* Start *

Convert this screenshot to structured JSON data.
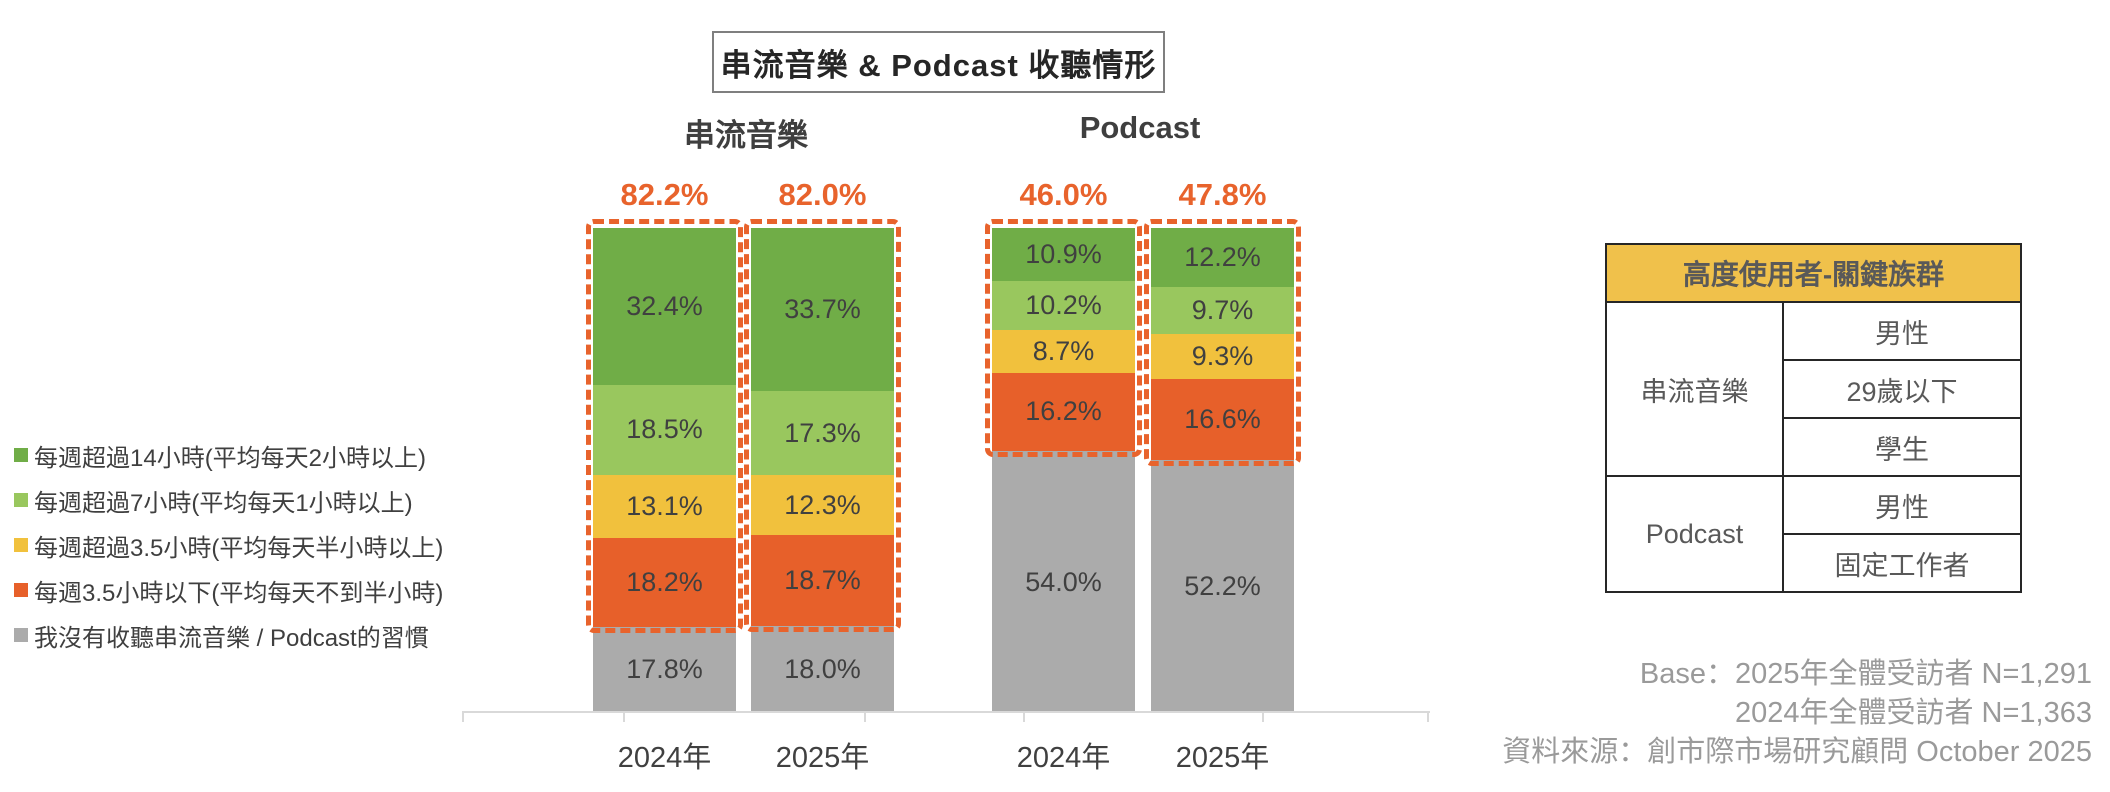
{
  "title": "串流音樂 & Podcast 收聽情形",
  "chart_data": {
    "type": "bar",
    "subtype": "stacked-100-percent",
    "title": "串流音樂 & Podcast 收聽情形",
    "groups": [
      "串流音樂",
      "Podcast"
    ],
    "categories": [
      "2024年",
      "2025年",
      "2024年",
      "2025年"
    ],
    "category_group_index": [
      0,
      0,
      1,
      1
    ],
    "series": [
      {
        "name": "每週超過14小時(平均每天2小時以上)",
        "color": "#70AD47",
        "values": [
          32.4,
          33.7,
          10.9,
          12.2
        ]
      },
      {
        "name": "每週超過7小時(平均每天1小時以上)",
        "color": "#99C75E",
        "values": [
          18.5,
          17.3,
          10.2,
          9.7
        ]
      },
      {
        "name": "每週超過3.5小時(平均每天半小時以上)",
        "color": "#F1C13D",
        "values": [
          13.1,
          12.3,
          8.7,
          9.3
        ]
      },
      {
        "name": "每週3.5小時以下(平均每天不到半小時)",
        "color": "#E7602A",
        "values": [
          18.2,
          18.7,
          16.2,
          16.6
        ]
      },
      {
        "name": "我沒有收聽串流音樂 / Podcast的習慣",
        "color": "#ABABAB",
        "values": [
          17.8,
          18.0,
          54.0,
          52.2
        ]
      }
    ],
    "listener_total_labels": [
      "82.2%",
      "82.0%",
      "46.0%",
      "47.8%"
    ],
    "highlight_series_count": 4,
    "ylim": [
      0,
      100
    ],
    "grid": false,
    "legend_position": "left"
  },
  "legend": [
    {
      "label": "每週超過14小時(平均每天2小時以上)",
      "color": "#70AD47"
    },
    {
      "label": "每週超過7小時(平均每天1小時以上)",
      "color": "#99C75E"
    },
    {
      "label": "每週超過3.5小時(平均每天半小時以上)",
      "color": "#F1C13D"
    },
    {
      "label": "每週3.5小時以下(平均每天不到半小時)",
      "color": "#E7602A"
    },
    {
      "label": "我沒有收聽串流音樂 / Podcast的習慣",
      "color": "#ABABAB"
    }
  ],
  "side_table": {
    "header": "高度使用者-關鍵族群",
    "header_bg": "#F0C14B",
    "rows": [
      {
        "category": "串流音樂",
        "traits": [
          "男性",
          "29歲以下",
          "學生"
        ]
      },
      {
        "category": "Podcast",
        "traits": [
          "男性",
          "固定工作者"
        ]
      }
    ]
  },
  "footnote": {
    "lines": [
      "Base：2025年全體受訪者 N=1,291",
      "2024年全體受訪者 N=1,363",
      "資料來源：創市際市場研究顧問 October 2025"
    ]
  },
  "colors": {
    "accent_orange": "#E8632C",
    "axis_line": "#D9D9D9",
    "segment_label": "#404040",
    "footnote_gray": "#9A9A9A",
    "table_border": "#262626",
    "table_text": "#595959",
    "title_text": "#262626"
  }
}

* End *

# [Aim]
Retype the entries word for word. Omit any images.

# [Written reply]
Convert this screenshot to structured JSON data.
{
  "title": "串流音樂 & Podcast 收聽情形",
  "chart_data": {
    "type": "bar",
    "subtype": "stacked-100-percent",
    "title": "串流音樂 & Podcast 收聽情形",
    "groups": [
      "串流音樂",
      "Podcast"
    ],
    "categories": [
      "2024年",
      "2025年",
      "2024年",
      "2025年"
    ],
    "category_group_index": [
      0,
      0,
      1,
      1
    ],
    "series": [
      {
        "name": "每週超過14小時(平均每天2小時以上)",
        "color": "#70AD47",
        "values": [
          32.4,
          33.7,
          10.9,
          12.2
        ]
      },
      {
        "name": "每週超過7小時(平均每天1小時以上)",
        "color": "#99C75E",
        "values": [
          18.5,
          17.3,
          10.2,
          9.7
        ]
      },
      {
        "name": "每週超過3.5小時(平均每天半小時以上)",
        "color": "#F1C13D",
        "values": [
          13.1,
          12.3,
          8.7,
          9.3
        ]
      },
      {
        "name": "每週3.5小時以下(平均每天不到半小時)",
        "color": "#E7602A",
        "values": [
          18.2,
          18.7,
          16.2,
          16.6
        ]
      },
      {
        "name": "我沒有收聽串流音樂 / Podcast的習慣",
        "color": "#ABABAB",
        "values": [
          17.8,
          18.0,
          54.0,
          52.2
        ]
      }
    ],
    "listener_total_labels": [
      "82.2%",
      "82.0%",
      "46.0%",
      "47.8%"
    ],
    "highlight_series_count": 4,
    "ylim": [
      0,
      100
    ],
    "grid": false,
    "legend_position": "left"
  },
  "legend": [
    {
      "label": "每週超過14小時(平均每天2小時以上)",
      "color": "#70AD47"
    },
    {
      "label": "每週超過7小時(平均每天1小時以上)",
      "color": "#99C75E"
    },
    {
      "label": "每週超過3.5小時(平均每天半小時以上)",
      "color": "#F1C13D"
    },
    {
      "label": "每週3.5小時以下(平均每天不到半小時)",
      "color": "#E7602A"
    },
    {
      "label": "我沒有收聽串流音樂 / Podcast的習慣",
      "color": "#ABABAB"
    }
  ],
  "side_table": {
    "header": "高度使用者-關鍵族群",
    "header_bg": "#F0C14B",
    "rows": [
      {
        "category": "串流音樂",
        "traits": [
          "男性",
          "29歲以下",
          "學生"
        ]
      },
      {
        "category": "Podcast",
        "traits": [
          "男性",
          "固定工作者"
        ]
      }
    ]
  },
  "footnote": {
    "lines": [
      "Base：2025年全體受訪者 N=1,291",
      "2024年全體受訪者 N=1,363",
      "資料來源：創市際市場研究顧問 October 2025"
    ]
  },
  "colors": {
    "accent_orange": "#E8632C",
    "axis_line": "#D9D9D9",
    "segment_label": "#404040",
    "footnote_gray": "#9A9A9A",
    "table_border": "#262626",
    "table_text": "#595959",
    "title_text": "#262626"
  }
}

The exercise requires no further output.